• [Data for this task]:
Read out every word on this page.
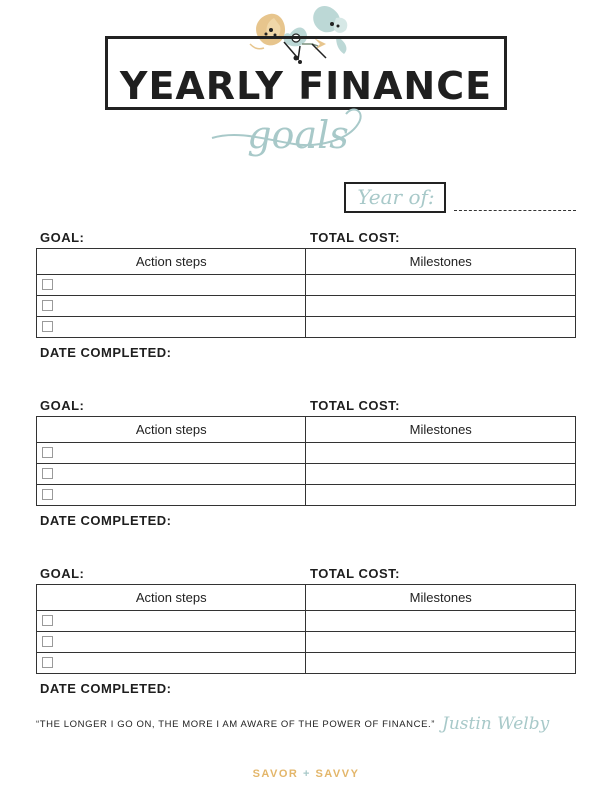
YEARLY FINANCE
goals
Year of:
GOAL:	TOTAL COST:
Action steps	Milestones

DATE COMPLETED:
GOAL:	TOTAL COST:
Action steps	Milestones

DATE COMPLETED:
GOAL:	TOTAL COST:
Action steps	Milestones

DATE COMPLETED:
“THE LONGER I GO ON, THE MORE I AM AWARE OF THE POWER OF FINANCE.” Justin Welby
SAVOR + SAVVY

• [What is expected]:
Transcribe all of the entries word for word, but skip any pictures they contain.

• [Result of the exercise]:
Read out every word on this page.
YEARLY FINANCE
goals
Year of:
GOAL:	TOTAL COST:
Action steps	Milestones

DATE COMPLETED:
GOAL:	TOTAL COST:
Action steps	Milestones

DATE COMPLETED:
GOAL:	TOTAL COST:
Action steps	Milestones

DATE COMPLETED:
“THE LONGER I GO ON, THE MORE I AM AWARE OF THE POWER OF FINANCE.” Justin Welby
SAVOR + SAVVY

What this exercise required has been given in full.